### Short problem
Repeat exactly each line of the data provided below.

### Records provided
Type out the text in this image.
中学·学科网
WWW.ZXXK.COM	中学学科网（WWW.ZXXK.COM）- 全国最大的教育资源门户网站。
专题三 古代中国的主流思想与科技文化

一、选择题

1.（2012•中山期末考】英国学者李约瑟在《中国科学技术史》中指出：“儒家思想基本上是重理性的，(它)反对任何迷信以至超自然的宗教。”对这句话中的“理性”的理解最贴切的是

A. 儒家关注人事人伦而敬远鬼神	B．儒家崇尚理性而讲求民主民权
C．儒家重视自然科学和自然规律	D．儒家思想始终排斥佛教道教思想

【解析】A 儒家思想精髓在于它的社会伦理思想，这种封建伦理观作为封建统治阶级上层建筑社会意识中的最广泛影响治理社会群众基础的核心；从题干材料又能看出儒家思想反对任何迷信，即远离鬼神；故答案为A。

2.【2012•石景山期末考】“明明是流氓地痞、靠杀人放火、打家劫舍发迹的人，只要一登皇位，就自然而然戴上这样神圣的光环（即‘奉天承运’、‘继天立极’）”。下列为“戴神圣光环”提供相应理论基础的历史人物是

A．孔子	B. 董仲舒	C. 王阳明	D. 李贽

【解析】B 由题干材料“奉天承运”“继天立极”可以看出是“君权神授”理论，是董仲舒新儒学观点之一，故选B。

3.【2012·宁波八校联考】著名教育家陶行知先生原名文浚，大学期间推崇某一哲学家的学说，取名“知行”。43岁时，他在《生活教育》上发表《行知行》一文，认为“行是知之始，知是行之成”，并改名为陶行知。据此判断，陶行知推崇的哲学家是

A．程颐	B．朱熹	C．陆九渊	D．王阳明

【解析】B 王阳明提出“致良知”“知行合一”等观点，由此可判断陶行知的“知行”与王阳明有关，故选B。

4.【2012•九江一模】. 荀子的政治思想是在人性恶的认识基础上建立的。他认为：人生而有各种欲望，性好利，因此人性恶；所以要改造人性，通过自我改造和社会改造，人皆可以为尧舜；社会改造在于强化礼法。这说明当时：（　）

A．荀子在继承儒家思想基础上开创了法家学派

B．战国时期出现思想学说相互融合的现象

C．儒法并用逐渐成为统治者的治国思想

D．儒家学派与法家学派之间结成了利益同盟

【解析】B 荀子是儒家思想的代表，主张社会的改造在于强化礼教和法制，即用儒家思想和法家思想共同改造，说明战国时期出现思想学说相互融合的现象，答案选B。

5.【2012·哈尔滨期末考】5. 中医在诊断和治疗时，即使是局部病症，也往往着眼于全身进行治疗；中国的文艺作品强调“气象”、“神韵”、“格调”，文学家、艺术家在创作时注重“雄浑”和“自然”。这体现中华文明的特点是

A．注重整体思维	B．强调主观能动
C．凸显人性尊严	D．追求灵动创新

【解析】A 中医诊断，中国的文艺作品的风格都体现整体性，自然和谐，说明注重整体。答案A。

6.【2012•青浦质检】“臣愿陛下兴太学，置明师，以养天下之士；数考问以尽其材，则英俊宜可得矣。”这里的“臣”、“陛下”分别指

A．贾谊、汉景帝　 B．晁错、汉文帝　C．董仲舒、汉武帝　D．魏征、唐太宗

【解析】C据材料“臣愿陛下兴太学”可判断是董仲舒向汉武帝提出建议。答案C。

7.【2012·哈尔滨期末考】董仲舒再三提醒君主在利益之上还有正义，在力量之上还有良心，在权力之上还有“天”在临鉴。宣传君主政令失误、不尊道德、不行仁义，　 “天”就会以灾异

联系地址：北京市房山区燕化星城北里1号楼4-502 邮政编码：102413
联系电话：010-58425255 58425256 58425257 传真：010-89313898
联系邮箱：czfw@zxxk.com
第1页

### Task output
Type out the text in this image.
中学·学科网
WWW.ZXXK.COM	中学学科网（WWW.ZXXK.COM）- 全国最大的教育资源门户网站。
专题三 古代中国的主流思想与科技文化

一、选择题

1.（2012•中山期末考】英国学者李约瑟在《中国科学技术史》中指出：“儒家思想基本上是重理性的，(它)反对任何迷信以至超自然的宗教。”对这句话中的“理性”的理解最贴切的是

A. 儒家关注人事人伦而敬远鬼神	B．儒家崇尚理性而讲求民主民权
C．儒家重视自然科学和自然规律	D．儒家思想始终排斥佛教道教思想

【解析】A 儒家思想精髓在于它的社会伦理思想，这种封建伦理观作为封建统治阶级上层建筑社会意识中的最广泛影响治理社会群众基础的核心；从题干材料又能看出儒家思想反对任何迷信，即远离鬼神；故答案为A。

2.【2012•石景山期末考】“明明是流氓地痞、靠杀人放火、打家劫舍发迹的人，只要一登皇位，就自然而然戴上这样神圣的光环（即‘奉天承运’、‘继天立极’）”。下列为“戴神圣光环”提供相应理论基础的历史人物是

A．孔子	B. 董仲舒	C. 王阳明	D. 李贽

【解析】B 由题干材料“奉天承运”“继天立极”可以看出是“君权神授”理论，是董仲舒新儒学观点之一，故选B。

3.【2012·宁波八校联考】著名教育家陶行知先生原名文浚，大学期间推崇某一哲学家的学说，取名“知行”。43岁时，他在《生活教育》上发表《行知行》一文，认为“行是知之始，知是行之成”，并改名为陶行知。据此判断，陶行知推崇的哲学家是

A．程颐	B．朱熹	C．陆九渊	D．王阳明

【解析】B 王阳明提出“致良知”“知行合一”等观点，由此可判断陶行知的“知行”与王阳明有关，故选B。

4.【2012•九江一模】. 荀子的政治思想是在人性恶的认识基础上建立的。他认为：人生而有各种欲望，性好利，因此人性恶；所以要改造人性，通过自我改造和社会改造，人皆可以为尧舜；社会改造在于强化礼法。这说明当时：（　）

A．荀子在继承儒家思想基础上开创了法家学派

B．战国时期出现思想学说相互融合的现象

C．儒法并用逐渐成为统治者的治国思想

D．儒家学派与法家学派之间结成了利益同盟

【解析】B 荀子是儒家思想的代表，主张社会的改造在于强化礼教和法制，即用儒家思想和法家思想共同改造，说明战国时期出现思想学说相互融合的现象，答案选B。

5.【2012·哈尔滨期末考】5. 中医在诊断和治疗时，即使是局部病症，也往往着眼于全身进行治疗；中国的文艺作品强调“气象”、“神韵”、“格调”，文学家、艺术家在创作时注重“雄浑”和“自然”。这体现中华文明的特点是

A．注重整体思维	B．强调主观能动
C．凸显人性尊严	D．追求灵动创新

【解析】A 中医诊断，中国的文艺作品的风格都体现整体性，自然和谐，说明注重整体。答案A。

6.【2012•青浦质检】“臣愿陛下兴太学，置明师，以养天下之士；数考问以尽其材，则英俊宜可得矣。”这里的“臣”、“陛下”分别指

A．贾谊、汉景帝　 B．晁错、汉文帝　C．董仲舒、汉武帝　D．魏征、唐太宗

【解析】C据材料“臣愿陛下兴太学”可判断是董仲舒向汉武帝提出建议。答案C。

7.【2012·哈尔滨期末考】董仲舒再三提醒君主在利益之上还有正义，在力量之上还有良心，在权力之上还有“天”在临鉴。宣传君主政令失误、不尊道德、不行仁义，　 “天”就会以灾异

联系地址：北京市房山区燕化星城北里1号楼4-502 邮政编码：102413
联系电话：010-58425255 58425256 58425257 传真：010-89313898
联系邮箱：czfw@zxxk.com
第1页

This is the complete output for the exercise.